**Problems to work on:**
a: What kind of property does the exam-trap guide say specific heat is?
b: From the exam-trap guide, write out again the part that opens with the words containing "Read once cover-to-cover." and closes with "Energy · Units)", switching "practice session" to "mock test".

**Quoted passage:**

........

How to use this page

Read once cover-to-cover. Then re-read the strand relevant to your next practice session — the trap is far easier to spot when you’ve just been primed on its mechanism. NDA recycles these same shapes year after year; pattern recognition pays.

Recall traps (Sound · Modern · Astronomy · Energy · Units)

Specific heat — 'depends on mass and shape' wrong option

Affects: Heat and Thermodynamics

The mechanic

Specific heat is an INTENSIVE property — it depends on the material only, not on the mass or the shape of the body. But the wrong options often list 'depends on mass' or 'depends on shape' (paraphrased) and a hurried student picks the first plausible-sounding one. The right answer is 'independent of mass and shape; depends on temperature for some materials.'

The fix

On any statement-truth question about specific heat, mentally tag each option: 'intensive (depends on material only)?' — and reject anything claiming mass/shape dependence. The same intensive-vs-extensive lens cuts traps on density, refractive index, resistivity.

Worked example from the bank

Example 1Heat and ThermodynamicsHARD
Which of the following statements about specific heat of a body is/are correct? 1. It depends upon mass and shape of the body. 2. It is independent of mass and shape of the body. 3. It depends only upon the temperature of the body. Select the correct answer using the code given below:

[Q101 · Apr · 2018]

Scientist–discovery pair swap

Affects: Modern Physics

The mechanic

The match-list format shuffles famous scientists with the wrong discoveries — Chadwick=photoelectric, Einstein=neutron, Marie Curie=relativity. One pair is correct, the other 2–3 are deliberately swapped. The trap relies on you trusting a single recognised name as 'right' without checking all the pairs.

The fix

Read EACH pair against your memory. If even one pair is wrong, the whole option is wrong (NDA format). Memorise the 8 canonical pairs cold: Chadwick=neutron, Einstein=photoelectric, Marie Curie=radium/polonium, Rutherford=nuclear model, Bohr=atomic model, Planck=quantum, J.J. Thomson=electron, Roentgen=X-rays.

Apply traps (Light · Mechanics · WEP · Gravity · SHM)

Mirror / lens sign convention flip

Affects: Light and Optics

The mechanic

Cartesian sign convention: distances measured from the pole, +x to the right of the incident light. Object distance u is NEGATIVE for a real object on the left. f is negative for concave lens / convex mirror. Mirror formula 1/v + 1/u = 1/f vs lens formula 1/v − 1/u = 1/f. Get any sign wrong and v lands on the wrong side, sometimes with the wrong magnitude.

........

**Dataset records:**
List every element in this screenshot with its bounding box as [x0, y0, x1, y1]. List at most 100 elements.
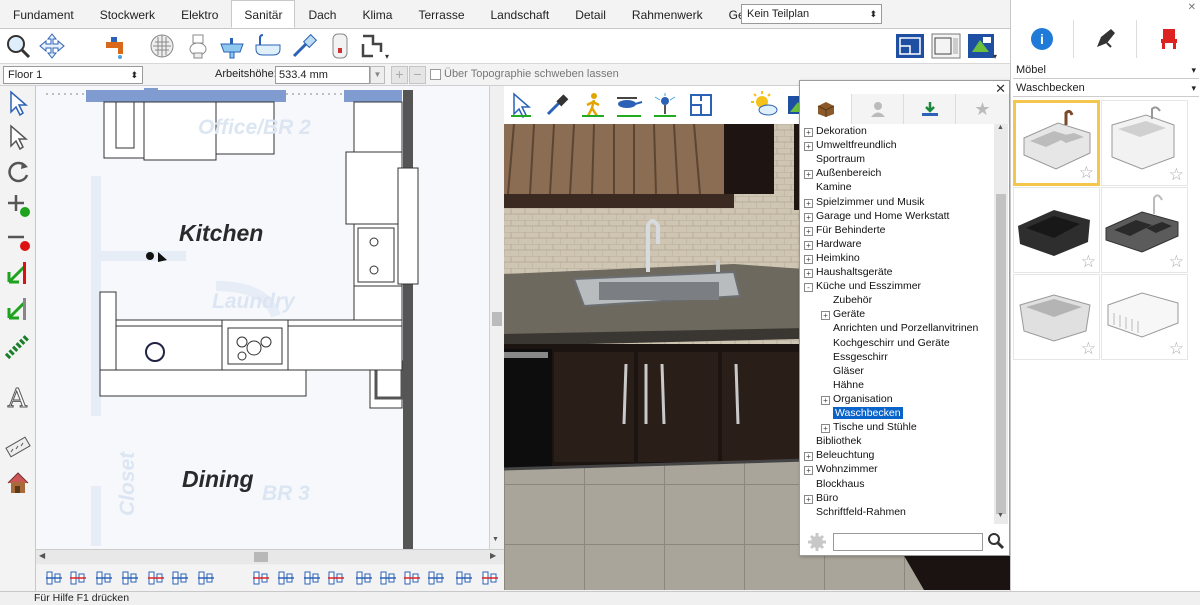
align-edge-icon[interactable] — [146, 568, 166, 588]
distribute-icon[interactable] — [354, 568, 374, 588]
tree-item[interactable]: + Organisation — [821, 392, 893, 406]
tree-item[interactable]: + Dekoration — [804, 124, 867, 138]
center-horizontal-icon[interactable] — [276, 568, 296, 588]
house-icon[interactable] — [3, 468, 33, 498]
tab-user[interactable] — [852, 94, 904, 124]
tab-dach[interactable]: Dach — [295, 0, 349, 28]
gear-icon[interactable] — [807, 532, 827, 555]
close-icon[interactable]: ✕ — [1188, 2, 1196, 13]
expand-icon[interactable]: + — [804, 269, 813, 278]
scrollbar-thumb[interactable] — [996, 194, 1006, 514]
select-group-icon[interactable] — [3, 122, 33, 152]
star-icon[interactable]: ☆ — [1079, 164, 1094, 181]
tab-detail[interactable]: Detail — [562, 0, 619, 28]
catalog-item-double-sink[interactable]: ☆ — [1013, 100, 1100, 186]
search-icon[interactable] — [987, 532, 1005, 553]
decrease-button[interactable]: − — [409, 66, 426, 84]
select-arrow-icon[interactable] — [3, 88, 33, 118]
space-vertical-icon[interactable] — [170, 568, 190, 588]
select-3d-icon[interactable] — [506, 89, 536, 121]
tree-item[interactable]: Kochgeschirr und Geräte — [821, 336, 950, 350]
rotate-icon[interactable] — [3, 156, 33, 186]
faucet-icon[interactable] — [100, 31, 132, 61]
expand-icon[interactable]: + — [804, 226, 813, 236]
eyedropper-icon[interactable] — [542, 89, 572, 121]
star-icon[interactable]: ☆ — [1081, 253, 1096, 270]
expand-icon[interactable]: + — [804, 254, 813, 264]
sprinkler-icon[interactable] — [650, 89, 680, 121]
arbeitshoehe-input[interactable]: 533.4 mm — [275, 66, 370, 84]
increase-button[interactable]: + — [391, 66, 408, 84]
tree-item[interactable]: - Küche und Esszimmer — [804, 279, 921, 293]
tree-item[interactable]: + Für Behinderte — [804, 223, 885, 237]
tab-stockwerk[interactable]: Stockwerk — [87, 0, 168, 28]
join-wall-icon[interactable] — [3, 294, 33, 324]
tree-item[interactable]: + Beleuchtung — [804, 448, 874, 462]
tab-landschaft[interactable]: Landschaft — [478, 0, 563, 28]
layout-view-icon[interactable] — [930, 31, 962, 61]
group-icon[interactable] — [454, 568, 474, 588]
tree-item[interactable]: + Wohnzimmer — [804, 462, 878, 476]
reflect-icon[interactable] — [402, 568, 422, 588]
tree-item[interactable]: Kamine — [804, 180, 852, 194]
expand-icon[interactable]: + — [804, 142, 813, 152]
tree-item[interactable]: + Spielzimmer und Musik — [804, 195, 925, 209]
tree-item[interactable]: Sportraum — [804, 152, 865, 166]
stair-icon[interactable] — [3, 332, 33, 362]
star-icon[interactable]: ☆ — [1169, 340, 1184, 357]
join-icon[interactable] — [3, 258, 33, 288]
align-spacing-icon[interactable] — [326, 568, 346, 588]
expand-icon[interactable]: + — [804, 170, 813, 180]
catalog-item-black-sink[interactable]: ☆ — [1013, 187, 1100, 273]
tree-item[interactable]: Anrichten und Porzellanvitrinen — [821, 321, 978, 335]
align-right-icon[interactable] — [302, 568, 322, 588]
expand-icon[interactable]: + — [804, 240, 813, 250]
catalog-item-dark-double-sink[interactable]: ☆ — [1101, 187, 1188, 273]
tree-item[interactable]: Blockhaus — [804, 477, 864, 491]
star-icon[interactable]: ☆ — [1169, 166, 1184, 183]
vertical-scrollbar[interactable]: ▼ — [489, 86, 504, 551]
tab-elektro[interactable]: Elektro — [168, 0, 231, 28]
tree-item[interactable]: Essgeschirr — [821, 350, 888, 364]
sink-icon[interactable] — [216, 31, 248, 61]
catalog-subcategory-select[interactable]: Waschbecken ▾ — [1013, 80, 1199, 97]
pipe-icon[interactable]: ▾ — [358, 31, 390, 61]
measure-icon[interactable] — [3, 432, 33, 462]
tree-item[interactable]: Zubehör — [821, 293, 872, 307]
expand-icon[interactable]: + — [821, 395, 830, 405]
stack-icon[interactable] — [378, 568, 398, 588]
tree-item[interactable]: + Heimkino — [804, 251, 860, 265]
tree-item[interactable]: + Haushaltsgeräte — [804, 265, 892, 279]
tab-library[interactable] — [800, 94, 852, 124]
toilet-icon[interactable] — [182, 31, 214, 61]
tree-item[interactable]: Hähne — [821, 378, 864, 392]
plan-select[interactable]: Kein Teilplan ⬍ — [741, 4, 882, 24]
pen-tool-button[interactable] — [1074, 20, 1137, 58]
furniture-button[interactable] — [1137, 20, 1200, 58]
3d-view-icon[interactable]: ▾ — [966, 31, 998, 61]
tab-favorites[interactable]: ★ — [956, 94, 1009, 124]
catalog-item-apron-sink[interactable]: ☆ — [1101, 274, 1188, 360]
tree-scrollbar[interactable]: ▲ ▼ — [994, 124, 1008, 524]
align-bottom-icon[interactable] — [94, 568, 114, 588]
shower-icon[interactable] — [288, 31, 320, 61]
scrollbar-thumb[interactable] — [254, 552, 268, 562]
expand-icon[interactable]: + — [804, 452, 813, 462]
tree-item[interactable]: Gläser — [821, 364, 864, 378]
floor-select[interactable]: Floor 1 ⬍ — [3, 66, 143, 84]
walkthrough-icon[interactable] — [578, 89, 608, 121]
tree-item[interactable]: Waschbecken — [821, 406, 903, 420]
tab-fundament[interactable]: Fundament — [0, 0, 87, 28]
tab-rahmenwerk[interactable]: Rahmenwerk — [619, 0, 716, 28]
tab-sanitär[interactable]: Sanitär — [231, 0, 296, 28]
water-heater-icon[interactable] — [324, 31, 356, 61]
catalog-item-utility-sink[interactable]: ☆ — [1101, 100, 1188, 186]
expand-icon[interactable]: + — [821, 424, 830, 434]
expand-icon[interactable]: + — [804, 212, 813, 222]
plan-view-icon[interactable] — [894, 31, 926, 61]
library-search-input[interactable] — [833, 533, 983, 551]
expand-icon[interactable]: + — [804, 466, 813, 476]
plan-view[interactable]: Office/BR 2 Laundry BR 3 Closet Kitchen … — [36, 86, 504, 551]
cross-icon[interactable] — [480, 568, 500, 588]
tree-item[interactable]: + Außenbereich — [804, 166, 881, 180]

........

**Task responses:**
a: An intensive property, depending on the material only.

b:
Read once cover-to-cover. Then re-read the strand relevant to your next mock test — the trap is far easier to spot when you’ve just been primed on its mechanism. NDA recycles these same shapes year after year; pattern recognition pays.

Recall traps (Sound · Modern · Astronomy · Energy · Units)